Provided text:
FETCH_ALL_AT_ONCE = False¶: True if the reader is configured to fetch all records at once, even if the user only needs a subset.

IRI_PREFIX: str | None = None¶: The prefix to use to create an IRI out of a record identifier. If an IRI cannot be created with a simple prefix, the identifier_to_iri and iri_to_identifier methods have to be overridden.

MAXIMUM_RECORDS_PER_PAGE: int | None = None¶: Maximum number of records to fetch per page. If not set, there is no predefined limit.

READERTYPE: str | None = None¶: The type of the reader, out of BIOGRAPHICAL and BIBLIOGRAPHICAL (defined in the edpop_explorer package).

SHORT_NAME: str | None = None¶: Short name of the corresponding catalogue, to be used in user interfaces.

adjust_start_record(start_number: int) → None¶

Skip the given number of first records and start fetching afterwards.

This functionality may be ignored by readers that can only load all records at once; generally these are readers that return lazy records.

classmethod catalog_to_graph() → Graph¶: Create an RDF representation of the catalog that this reader supports as an instance of EDPOPREC:Catalog.

fetch(number: int | None = None) → range¶: Perform an initial or subsequent query. Most readers fetch a limited number of records at once – this number depends on the reader but it may be adjusted using the number parameter. Other readers fetch all records at once and ignore the number parameter. After fetching, the records are available in the records attribute and the number_of_results attribute will be available. Returns the range of record indexes that has been fetched.

abstractmethod fetch_range(range_to_fetch: range) → range¶

Fetch a specific range of records. After fetching, the records are available in the records attribute and the number_of_results attribute will be available. If not all records of the specified range exist, only the records that exist will be fetched.

Parameters:: range_to_fetch – The range of records to fetch. step values of ranges other than 1 are not supported and may be ignored.
Returns:: The range of record indexes that has actually been fetched.

property fetching_exhausted: bool¶: Return True if all results have been fetched.

property fetching_started: bool¶: True if fetching has started, otherwise False. As soon as fetching has started, changing the query is not possible anymore.

generate_identifier() → str¶

Generate an identifier for this reader that is unique for the combination of reader type and prepared query. This identifier can be used when the reader has to be reused across sessions by pickling and unpickling.

Dataset extract:

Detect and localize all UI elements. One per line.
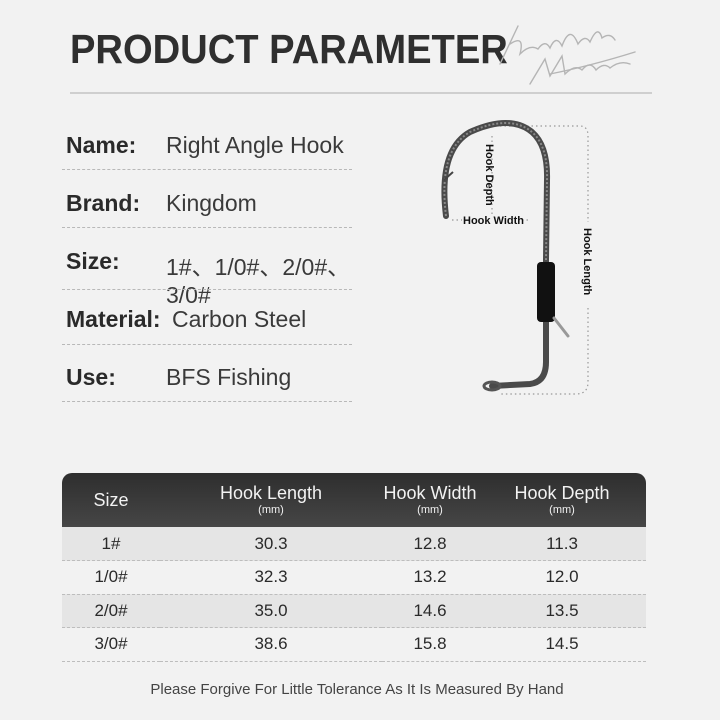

Requests:
1 > Could you rewrite the paragraph of the reader documentation that begins "fetch(number: int | None = None)" as a short list that keeps its main facts?
2 > In the reader documentation, can you swap "range_to_fetch" for "target_range" throughout the stretch from "abstractmethod fetch_range(range_to_fetch: range)" through "have been fetched." and give that stretch again?

Answer list:
1 >
- fetch(number: int | None = None) runs an initial or subsequent query.
- Most readers fetch a limited number of records at a time. That number depends on the reader and can be adjusted with the number parameter.
- Other readers fetch all records at once and ignore the number parameter.
- After fetching, the records are in the records attribute, and the number_of_results attribute is available.
- It returns the range of record indexes that were fetched.

2 >
abstractmethod fetch_range(target_range: range) → range¶

Fetch a specific range of records. After fetching, the records are available in the records attribute and the number_of_results attribute will be available. If not all records of the specified range exist, only the records that exist will be fetched.

Parameters:: target_range – The range of records to fetch. step values of ranges other than 1 are not supported and may be ignored.
Returns:: The range of record indexes that has actually been fetched.

property fetching_exhausted: bool¶: Return True if all results have been fetched.